### WHAT YOU WILL DO
Check each line of the data for "castings" and select those that have it.

### GIVEN DATA
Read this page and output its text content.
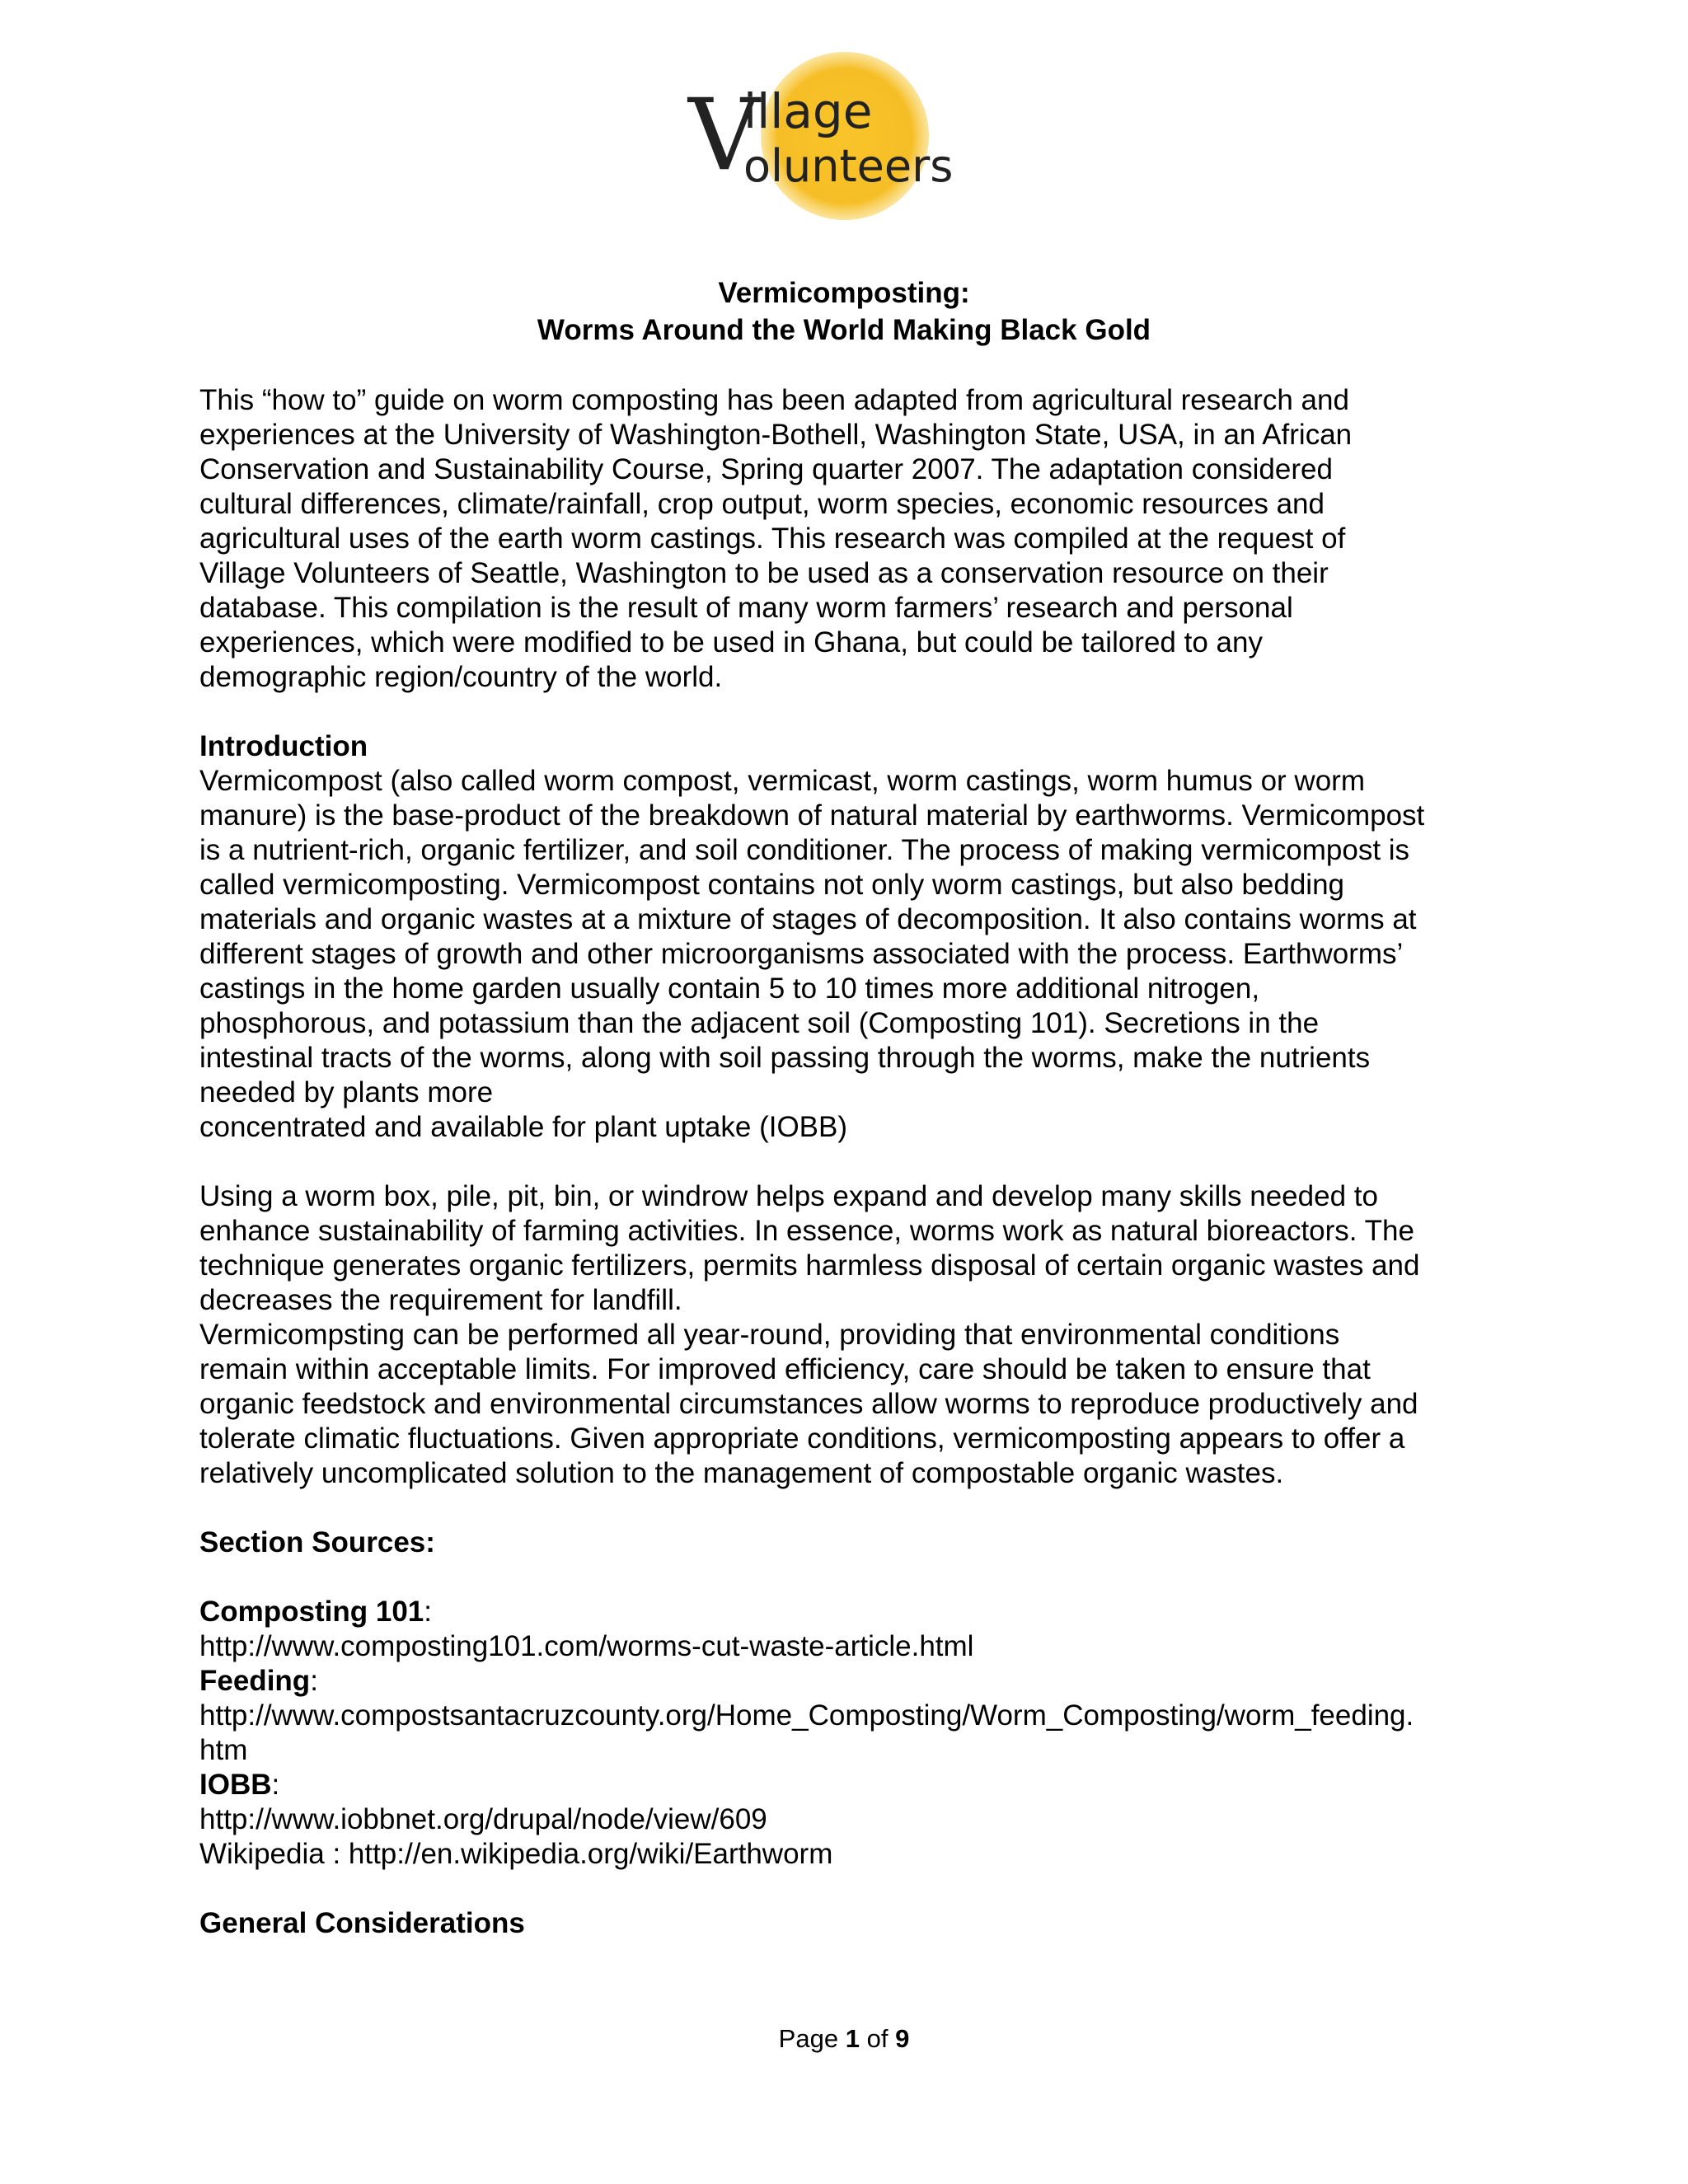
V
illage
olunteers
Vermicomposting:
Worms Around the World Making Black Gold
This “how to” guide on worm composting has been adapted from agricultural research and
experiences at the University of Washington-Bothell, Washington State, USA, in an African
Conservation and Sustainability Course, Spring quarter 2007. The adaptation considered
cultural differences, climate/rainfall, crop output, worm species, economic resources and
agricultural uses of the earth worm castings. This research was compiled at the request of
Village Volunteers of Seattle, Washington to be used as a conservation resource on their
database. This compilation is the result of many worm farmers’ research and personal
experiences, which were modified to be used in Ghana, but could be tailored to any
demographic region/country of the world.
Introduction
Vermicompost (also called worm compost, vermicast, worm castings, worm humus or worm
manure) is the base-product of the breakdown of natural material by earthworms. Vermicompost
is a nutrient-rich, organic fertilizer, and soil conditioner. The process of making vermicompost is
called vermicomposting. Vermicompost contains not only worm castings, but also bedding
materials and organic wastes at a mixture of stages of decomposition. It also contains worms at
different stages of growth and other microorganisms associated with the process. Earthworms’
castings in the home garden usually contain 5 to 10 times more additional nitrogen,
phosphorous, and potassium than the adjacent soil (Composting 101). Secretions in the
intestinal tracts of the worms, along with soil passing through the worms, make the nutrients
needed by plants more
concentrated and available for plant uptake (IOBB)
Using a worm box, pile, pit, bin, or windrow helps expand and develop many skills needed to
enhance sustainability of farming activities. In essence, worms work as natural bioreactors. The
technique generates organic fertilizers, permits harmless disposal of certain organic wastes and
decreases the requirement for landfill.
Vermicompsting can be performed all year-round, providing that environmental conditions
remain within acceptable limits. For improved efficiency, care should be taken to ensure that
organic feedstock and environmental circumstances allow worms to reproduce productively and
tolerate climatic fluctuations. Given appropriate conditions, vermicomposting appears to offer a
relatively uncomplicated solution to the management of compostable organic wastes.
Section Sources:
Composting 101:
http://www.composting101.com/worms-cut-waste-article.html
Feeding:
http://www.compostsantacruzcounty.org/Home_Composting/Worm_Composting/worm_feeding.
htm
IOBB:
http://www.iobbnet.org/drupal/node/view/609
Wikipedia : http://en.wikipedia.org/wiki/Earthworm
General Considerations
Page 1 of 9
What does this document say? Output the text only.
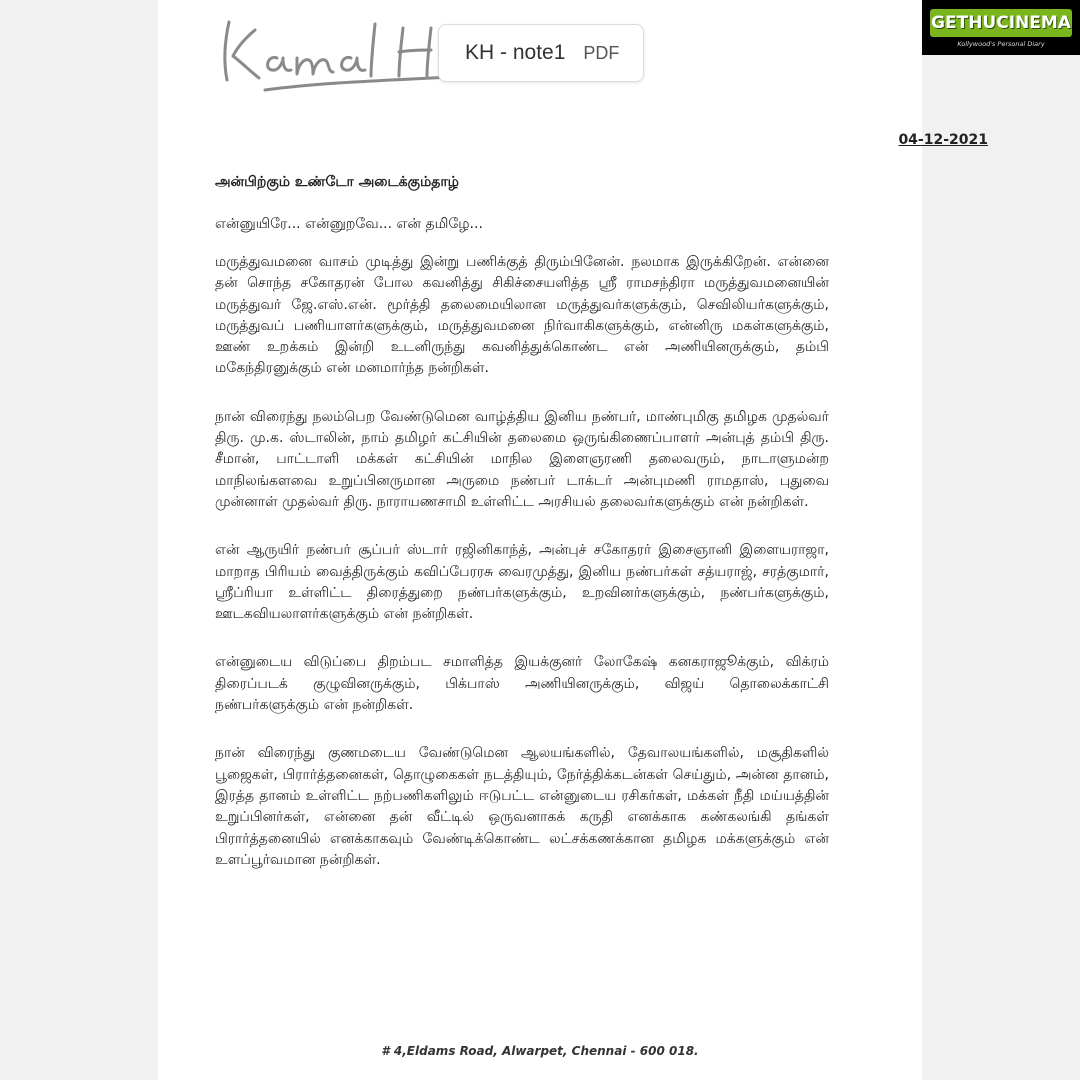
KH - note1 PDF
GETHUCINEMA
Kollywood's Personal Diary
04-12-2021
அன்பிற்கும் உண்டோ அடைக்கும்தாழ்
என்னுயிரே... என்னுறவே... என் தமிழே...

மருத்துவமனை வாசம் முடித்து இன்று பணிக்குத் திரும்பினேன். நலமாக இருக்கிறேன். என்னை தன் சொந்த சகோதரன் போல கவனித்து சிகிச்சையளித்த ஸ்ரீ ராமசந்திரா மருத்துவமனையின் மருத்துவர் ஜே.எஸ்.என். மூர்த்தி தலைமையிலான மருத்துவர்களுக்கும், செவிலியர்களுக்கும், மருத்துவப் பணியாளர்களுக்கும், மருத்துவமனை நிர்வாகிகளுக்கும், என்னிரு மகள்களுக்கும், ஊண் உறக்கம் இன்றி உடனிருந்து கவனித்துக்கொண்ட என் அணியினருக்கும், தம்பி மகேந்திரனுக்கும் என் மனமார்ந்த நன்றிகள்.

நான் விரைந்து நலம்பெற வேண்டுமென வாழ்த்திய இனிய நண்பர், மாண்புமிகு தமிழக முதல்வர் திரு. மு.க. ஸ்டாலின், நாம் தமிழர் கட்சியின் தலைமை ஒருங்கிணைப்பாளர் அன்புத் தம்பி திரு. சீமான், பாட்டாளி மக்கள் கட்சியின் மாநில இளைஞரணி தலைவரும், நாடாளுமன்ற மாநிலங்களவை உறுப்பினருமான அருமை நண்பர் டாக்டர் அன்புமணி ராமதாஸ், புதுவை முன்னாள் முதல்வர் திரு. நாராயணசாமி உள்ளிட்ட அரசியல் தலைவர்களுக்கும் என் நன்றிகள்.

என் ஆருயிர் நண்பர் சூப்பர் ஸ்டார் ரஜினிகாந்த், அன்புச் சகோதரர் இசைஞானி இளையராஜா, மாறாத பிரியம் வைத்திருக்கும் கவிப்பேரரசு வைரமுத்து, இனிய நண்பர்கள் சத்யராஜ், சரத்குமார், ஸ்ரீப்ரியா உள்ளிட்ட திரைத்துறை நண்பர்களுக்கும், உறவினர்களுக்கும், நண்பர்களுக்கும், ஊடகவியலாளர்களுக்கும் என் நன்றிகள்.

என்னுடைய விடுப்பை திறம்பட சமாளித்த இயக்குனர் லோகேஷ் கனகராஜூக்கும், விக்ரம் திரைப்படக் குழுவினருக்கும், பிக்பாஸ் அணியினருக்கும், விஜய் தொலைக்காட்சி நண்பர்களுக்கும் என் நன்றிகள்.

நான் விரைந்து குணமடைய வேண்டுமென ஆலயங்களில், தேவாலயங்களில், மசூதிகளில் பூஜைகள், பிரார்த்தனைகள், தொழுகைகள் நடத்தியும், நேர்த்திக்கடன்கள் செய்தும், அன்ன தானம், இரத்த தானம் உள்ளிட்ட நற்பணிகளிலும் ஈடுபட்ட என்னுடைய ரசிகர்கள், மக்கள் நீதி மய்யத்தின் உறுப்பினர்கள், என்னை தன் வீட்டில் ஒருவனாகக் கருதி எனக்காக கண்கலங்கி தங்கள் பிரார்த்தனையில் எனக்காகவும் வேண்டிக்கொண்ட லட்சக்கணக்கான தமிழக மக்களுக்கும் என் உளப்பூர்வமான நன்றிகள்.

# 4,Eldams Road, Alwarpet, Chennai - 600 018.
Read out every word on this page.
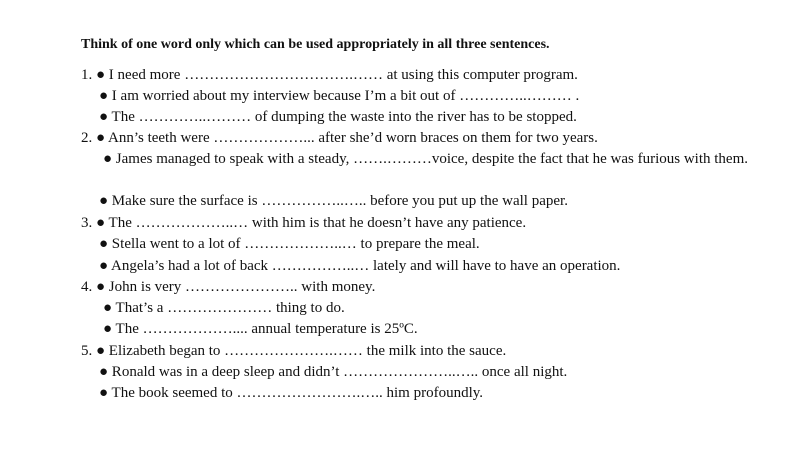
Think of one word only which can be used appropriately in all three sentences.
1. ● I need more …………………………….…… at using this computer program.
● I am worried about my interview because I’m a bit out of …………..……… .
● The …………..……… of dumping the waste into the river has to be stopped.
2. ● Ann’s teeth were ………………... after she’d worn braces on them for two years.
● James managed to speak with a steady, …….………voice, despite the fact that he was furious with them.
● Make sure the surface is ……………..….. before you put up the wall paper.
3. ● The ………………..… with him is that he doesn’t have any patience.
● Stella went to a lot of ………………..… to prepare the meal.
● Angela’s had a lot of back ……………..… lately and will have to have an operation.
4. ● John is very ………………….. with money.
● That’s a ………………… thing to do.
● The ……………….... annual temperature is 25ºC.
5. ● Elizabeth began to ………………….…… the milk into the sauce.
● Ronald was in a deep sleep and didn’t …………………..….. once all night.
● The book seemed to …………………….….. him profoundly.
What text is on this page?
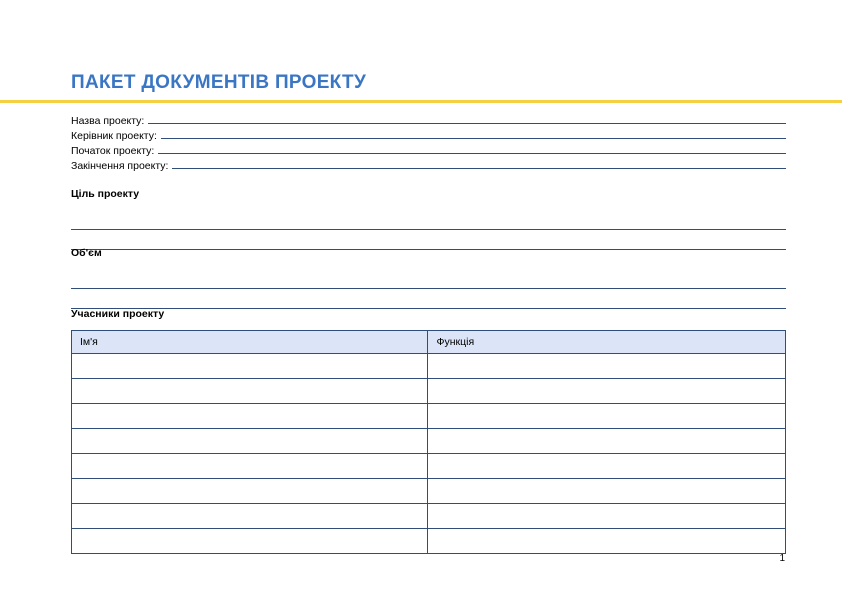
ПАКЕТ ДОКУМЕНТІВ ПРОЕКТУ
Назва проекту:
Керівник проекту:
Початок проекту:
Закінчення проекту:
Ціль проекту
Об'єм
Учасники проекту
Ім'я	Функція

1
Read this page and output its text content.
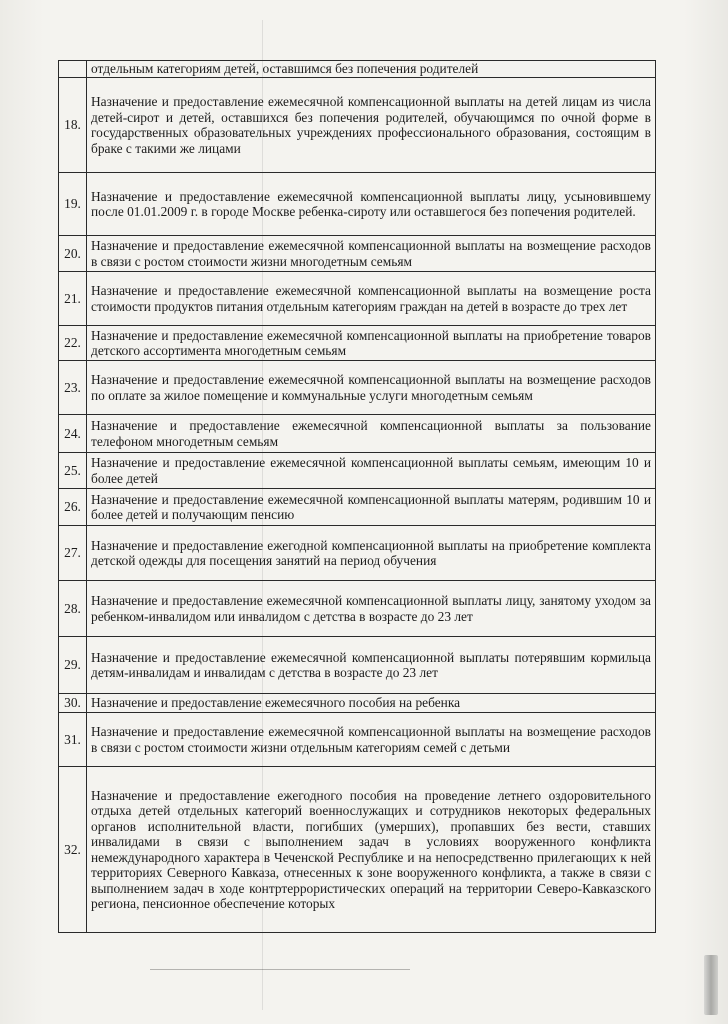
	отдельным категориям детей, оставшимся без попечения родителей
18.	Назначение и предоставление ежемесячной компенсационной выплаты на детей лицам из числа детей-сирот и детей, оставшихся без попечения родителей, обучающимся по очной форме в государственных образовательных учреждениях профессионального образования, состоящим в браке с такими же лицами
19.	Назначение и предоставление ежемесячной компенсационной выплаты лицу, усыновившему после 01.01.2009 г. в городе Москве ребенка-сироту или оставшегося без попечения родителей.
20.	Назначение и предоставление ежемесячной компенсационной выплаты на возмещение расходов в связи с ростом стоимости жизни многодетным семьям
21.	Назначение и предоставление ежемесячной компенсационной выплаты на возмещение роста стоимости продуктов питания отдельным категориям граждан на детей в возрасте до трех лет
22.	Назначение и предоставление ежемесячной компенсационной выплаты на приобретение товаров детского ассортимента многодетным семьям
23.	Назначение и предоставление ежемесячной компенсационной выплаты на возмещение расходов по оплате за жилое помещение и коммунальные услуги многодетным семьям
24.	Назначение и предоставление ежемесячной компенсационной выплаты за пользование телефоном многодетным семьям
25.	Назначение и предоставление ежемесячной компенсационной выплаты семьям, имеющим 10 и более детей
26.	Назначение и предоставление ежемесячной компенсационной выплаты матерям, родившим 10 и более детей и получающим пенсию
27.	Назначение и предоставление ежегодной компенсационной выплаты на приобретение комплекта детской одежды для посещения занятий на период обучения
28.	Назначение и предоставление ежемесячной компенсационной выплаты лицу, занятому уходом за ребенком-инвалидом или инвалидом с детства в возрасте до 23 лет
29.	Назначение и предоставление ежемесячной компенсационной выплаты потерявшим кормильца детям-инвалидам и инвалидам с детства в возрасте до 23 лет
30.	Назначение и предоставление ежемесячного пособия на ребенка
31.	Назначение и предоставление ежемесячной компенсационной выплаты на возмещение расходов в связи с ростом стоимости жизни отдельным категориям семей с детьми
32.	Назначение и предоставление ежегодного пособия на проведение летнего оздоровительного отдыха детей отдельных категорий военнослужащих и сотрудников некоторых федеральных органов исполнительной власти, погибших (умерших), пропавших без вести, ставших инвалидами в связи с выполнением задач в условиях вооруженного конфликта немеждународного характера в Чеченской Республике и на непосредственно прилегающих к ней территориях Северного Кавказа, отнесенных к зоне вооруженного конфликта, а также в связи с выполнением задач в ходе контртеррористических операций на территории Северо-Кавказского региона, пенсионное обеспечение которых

### REPLY TO THE TASK
agricultural uses of the earth worm castings. This research was compiled at the request of
Vermicompost (also called worm compost, vermicast, worm castings, worm humus or worm
called vermicomposting. Vermicompost contains not only worm castings, but also bedding
castings in the home garden usually contain 5 to 10 times more additional nitrogen,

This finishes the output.